Determine which lines of the records include the word "АВТОБУСОВ", and copy them.

--- Begin Information shown ---

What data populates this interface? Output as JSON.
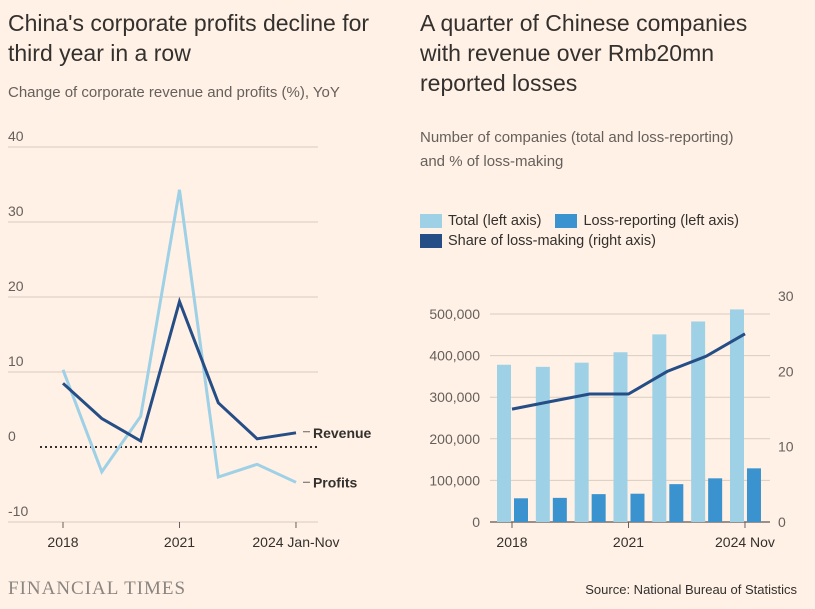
{
  "left_chart": {
    "title_line1": "China's corporate profits decline for",
    "title_line2": "third year in a row",
    "subtitle": "Change of corporate revenue and profits (%), YoY"
  },
  "right_chart": {
    "title_line1": "A quarter of Chinese companies",
    "title_line2": "with revenue over Rmb20mn",
    "title_line3": "reported losses",
    "subtitle_line1": "Number of companies (total and loss-reporting)",
    "subtitle_line2": "and % of loss-making",
    "legend": {
      "total": "Total (left axis)",
      "loss": "Loss-reporting (left axis)",
      "share": "Share of loss-making (right axis)"
    }
  },
  "footer": {
    "logo": "FINANCIAL TIMES",
    "source": "Source: National Bureau of Statistics"
  },
  "colors": {
    "background": "#fff1e5",
    "revenue": "#264e86",
    "profits": "#9ed0e6",
    "total": "#9ed0e6",
    "loss": "#3a93cf",
    "share": "#264e86",
    "grid": "#d9ccc1",
    "text": "#33302e"
  },
  "chart_data": [
    {
      "type": "line",
      "x": [
        "2018",
        "2019",
        "2020",
        "2021",
        "2022",
        "2023",
        "2024 Jan-Nov"
      ],
      "x_tick_labels": [
        "2018",
        "2021",
        "2024 Jan-Nov"
      ],
      "series": [
        {
          "name": "Revenue",
          "values": [
            8.5,
            3.8,
            0.8,
            19.4,
            5.9,
            1.1,
            1.9
          ]
        },
        {
          "name": "Profits",
          "values": [
            10.3,
            -3.3,
            4.1,
            34.3,
            -4.0,
            -2.3,
            -4.7
          ]
        }
      ],
      "ylim": [
        -10,
        40
      ],
      "y_ticks": [
        -10,
        0,
        10,
        20,
        30,
        40
      ],
      "zero_line": "dotted",
      "grid": true
    },
    {
      "type": "bar",
      "categories": [
        "2018",
        "2019",
        "2020",
        "2021",
        "2022",
        "2023",
        "2024 Nov"
      ],
      "x_tick_labels": [
        "2018",
        "2021",
        "2024 Nov"
      ],
      "series": [
        {
          "name": "Total (left axis)",
          "values": [
            378000,
            373000,
            383000,
            408000,
            451000,
            482000,
            511000
          ]
        },
        {
          "name": "Loss-reporting (left axis)",
          "values": [
            57000,
            58000,
            67000,
            68000,
            91000,
            105000,
            129000
          ]
        },
        {
          "name": "Share of loss-making (right axis)",
          "axis": "right",
          "values": [
            15,
            16,
            17,
            17,
            20,
            22,
            25
          ]
        }
      ],
      "ylim": [
        0,
        500000
      ],
      "y_ticks": [
        0,
        100000,
        200000,
        300000,
        400000,
        500000
      ],
      "y_tick_labels": [
        "0",
        "100,000",
        "200,000",
        "300,000",
        "400,000",
        "500,000"
      ],
      "y2lim": [
        0,
        30
      ],
      "y2_ticks": [
        0,
        10,
        20,
        30
      ],
      "legend_position": "top",
      "grid": true
    }
  ]
}
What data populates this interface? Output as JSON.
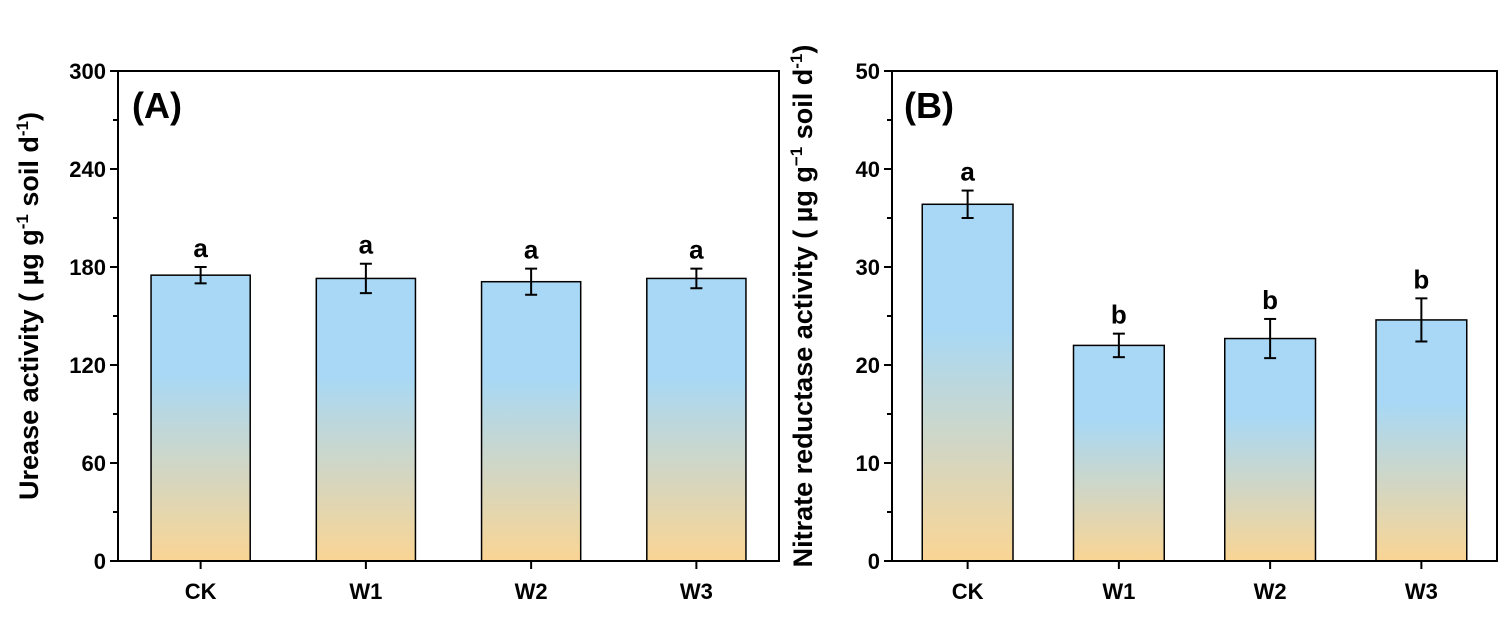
{
  "chart_data": [
    {
      "type": "bar",
      "panel_label": "(A)",
      "ylabel_main": "Urease activity ( µg g",
      "ylabel_sup1": "-1",
      "ylabel_mid": " soil d",
      "ylabel_sup2": "-1",
      "ylabel_end": ")",
      "categories": [
        "CK",
        "W1",
        "W2",
        "W3"
      ],
      "values": [
        175,
        173,
        171,
        173
      ],
      "errors": [
        5,
        9,
        8,
        6
      ],
      "significance": [
        "a",
        "a",
        "a",
        "a"
      ],
      "ylim": [
        0,
        300
      ],
      "yticks": [
        0,
        60,
        120,
        180,
        240,
        300
      ],
      "minor_ticks": true,
      "bar_gradient": {
        "top": "#a8d8f5",
        "bottom": "#fad594"
      }
    },
    {
      "type": "bar",
      "panel_label": "(B)",
      "ylabel_main": "Nitrate reductase activity ( µg g",
      "ylabel_sup1": "−1",
      "ylabel_mid": " soil d",
      "ylabel_sup2": "-1",
      "ylabel_end": ")",
      "categories": [
        "CK",
        "W1",
        "W2",
        "W3"
      ],
      "values": [
        36.4,
        22.0,
        22.7,
        24.6
      ],
      "errors": [
        1.4,
        1.2,
        2.0,
        2.2
      ],
      "significance": [
        "a",
        "b",
        "b",
        "b"
      ],
      "ylim": [
        0,
        50
      ],
      "yticks": [
        0,
        10,
        20,
        30,
        40,
        50
      ],
      "minor_ticks": true,
      "bar_gradient": {
        "top": "#a8d8f5",
        "bottom": "#fad594"
      }
    }
  ]
}
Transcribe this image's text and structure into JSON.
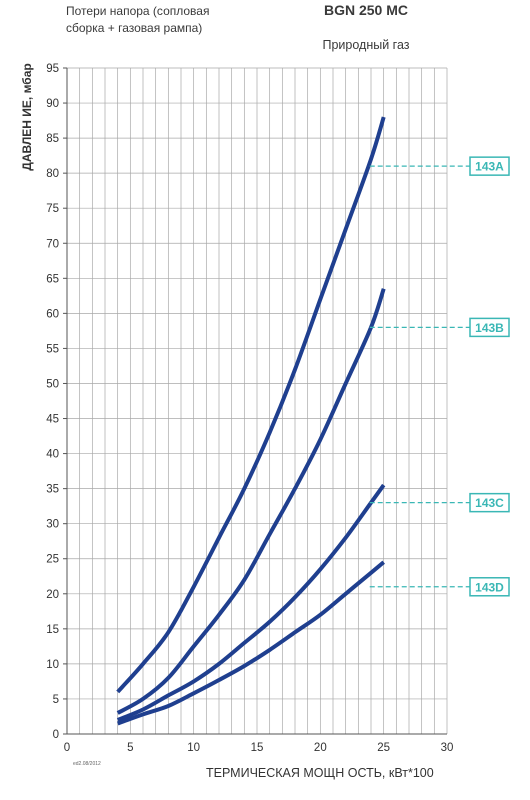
{
  "header": {
    "subtitle_line1": "Потери напора (сопловая",
    "subtitle_line2": "сборка + газовая рампа)",
    "title": "BGN 250 MC",
    "gas_type": "Природный газ"
  },
  "footer": {
    "edition": "ed2.08/2012"
  },
  "chart_data": {
    "type": "line",
    "title": "BGN 250 MC",
    "subtitle": "Природный газ",
    "xlabel": "ТЕРМИЧЕСКАЯ МОЩН ОСТЬ, кВт*100",
    "ylabel": "ДАВЛЕН ИЕ, мбар",
    "xlim": [
      0,
      30
    ],
    "ylim": [
      0,
      95
    ],
    "x_ticks": [
      0,
      5,
      10,
      15,
      20,
      25,
      30
    ],
    "y_ticks": [
      0,
      5,
      10,
      15,
      20,
      25,
      30,
      35,
      40,
      45,
      50,
      55,
      60,
      65,
      70,
      75,
      80,
      85,
      90,
      95
    ],
    "grid": true,
    "x_minor_step": 1,
    "legend_placement": "right, labels at curve ends",
    "line_color": "#1f3f8f",
    "label_color": "#3ab7b5",
    "series": [
      {
        "name": "143A",
        "label_y": 81,
        "x": [
          4,
          6,
          8,
          10,
          12,
          14,
          16,
          18,
          20,
          22,
          24,
          25
        ],
        "y": [
          6,
          10,
          14.5,
          21,
          28,
          35,
          43,
          52,
          62,
          72,
          82,
          88
        ]
      },
      {
        "name": "143B",
        "label_y": 58,
        "x": [
          4,
          6,
          8,
          10,
          12,
          14,
          16,
          18,
          20,
          22,
          24,
          25
        ],
        "y": [
          3,
          5,
          8,
          12.5,
          17,
          22,
          28.5,
          35,
          42,
          50,
          58,
          63.5
        ]
      },
      {
        "name": "143C",
        "label_y": 33,
        "x": [
          4,
          6,
          8,
          10,
          12,
          14,
          16,
          18,
          20,
          22,
          24,
          25
        ],
        "y": [
          2,
          3.5,
          5.5,
          7.5,
          10,
          13,
          16,
          19.5,
          23.5,
          28,
          33,
          35.5
        ]
      },
      {
        "name": "143D",
        "label_y": 21,
        "x": [
          4,
          6,
          8,
          10,
          12,
          14,
          16,
          18,
          20,
          22,
          24,
          25
        ],
        "y": [
          1.5,
          2.8,
          4,
          5.8,
          7.7,
          9.7,
          12,
          14.5,
          17,
          20,
          23,
          24.5
        ]
      }
    ]
  }
}
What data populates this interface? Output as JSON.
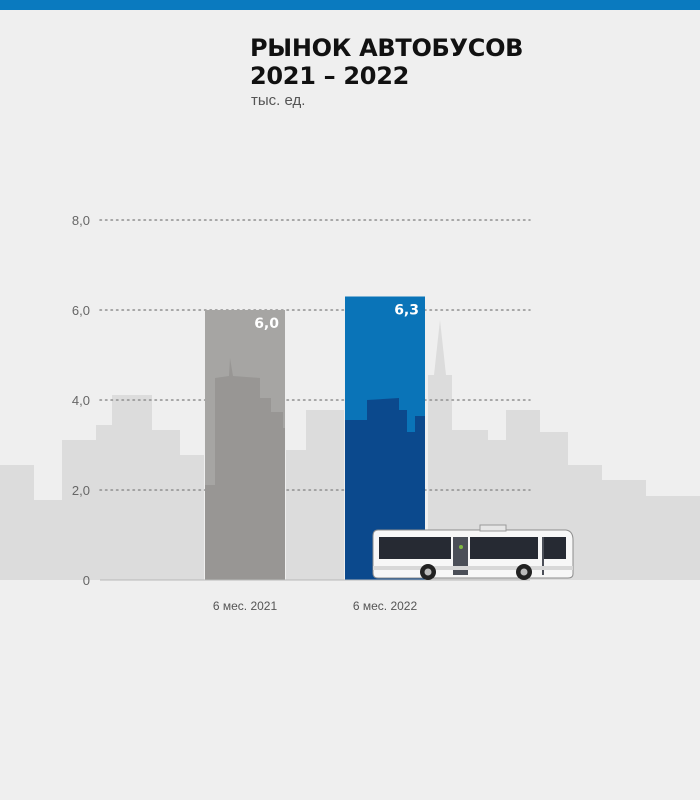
{
  "header": {
    "title_line1": "РЫНОК АВТОБУСОВ",
    "title_line2": "2021 – 2022",
    "units": "тыс. ед."
  },
  "colors": {
    "accent": "#0a7abf",
    "bar_2021": "#a6a5a3",
    "bar_2022": "#0a74b8",
    "background": "#efefef",
    "skyline": "#dcdcdc"
  },
  "chart_data": {
    "type": "bar",
    "title": "РЫНОК АВТОБУСОВ 2021 – 2022",
    "ylabel": "тыс. ед.",
    "xlabel": "",
    "categories": [
      "6 мес. 2021",
      "6 мес. 2022"
    ],
    "values": [
      6.0,
      6.3
    ],
    "value_labels": [
      "6,0",
      "6,3"
    ],
    "ylim": [
      0,
      8
    ],
    "yticks": [
      0,
      2,
      4,
      6,
      8
    ],
    "ytick_labels": [
      "0",
      "2,0",
      "4,0",
      "6,0",
      "8,0"
    ],
    "grid": true,
    "legend": "none"
  },
  "decoration": {
    "bus_icon": "bus-illustration",
    "skyline": "city-skyline-background"
  }
}
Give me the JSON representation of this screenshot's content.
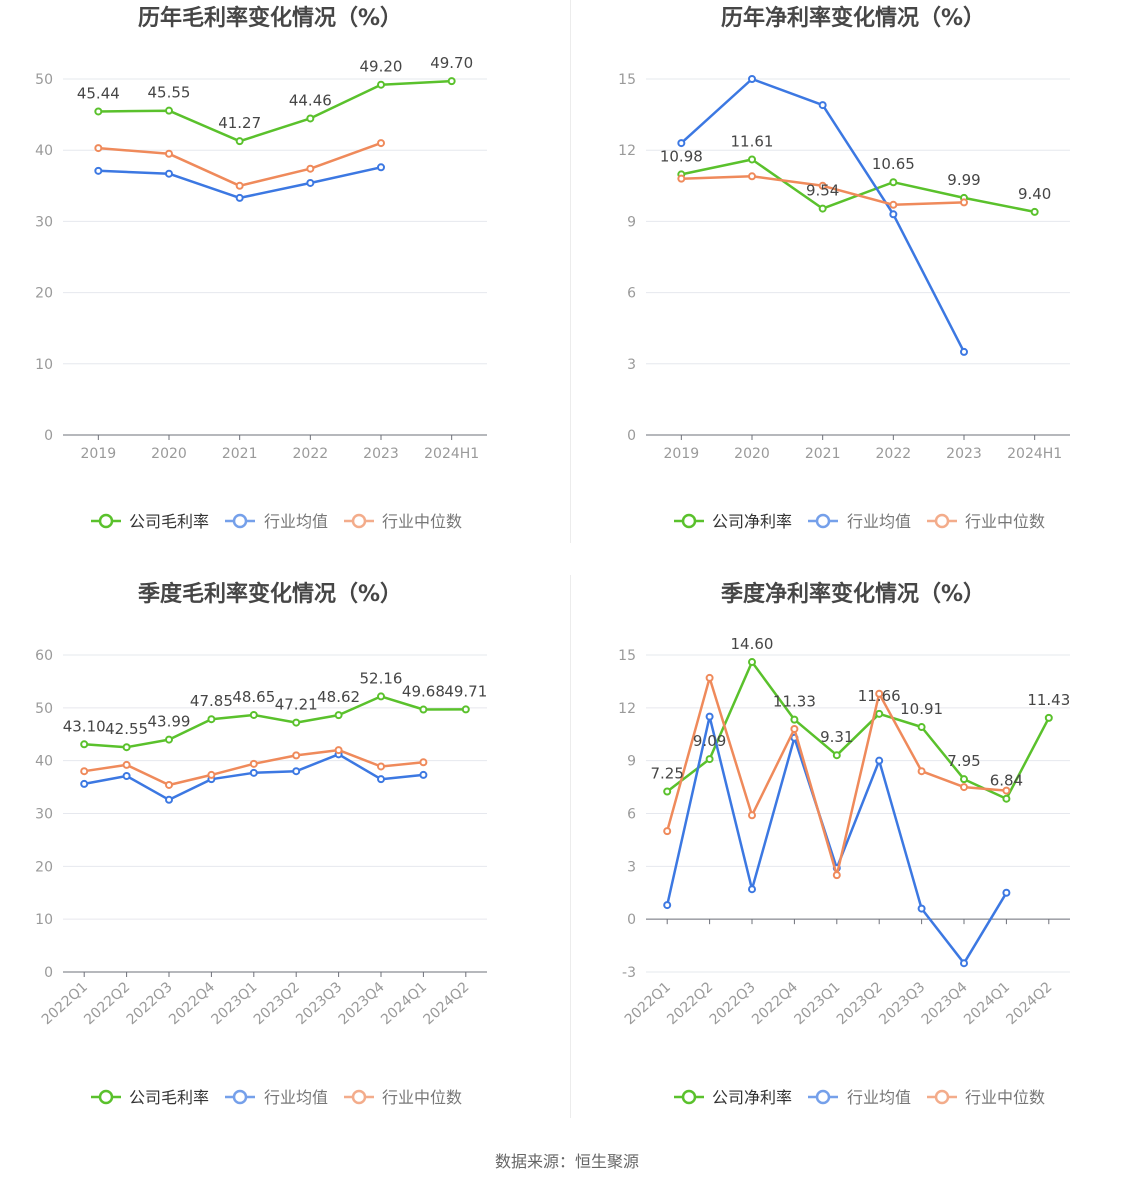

--- End Information shown ---

### Solution
    "title_line1": "РЫНОК АВТОБУСОВ",
    "title": "РЫНОК АВТОБУСОВ 2021 – 2022",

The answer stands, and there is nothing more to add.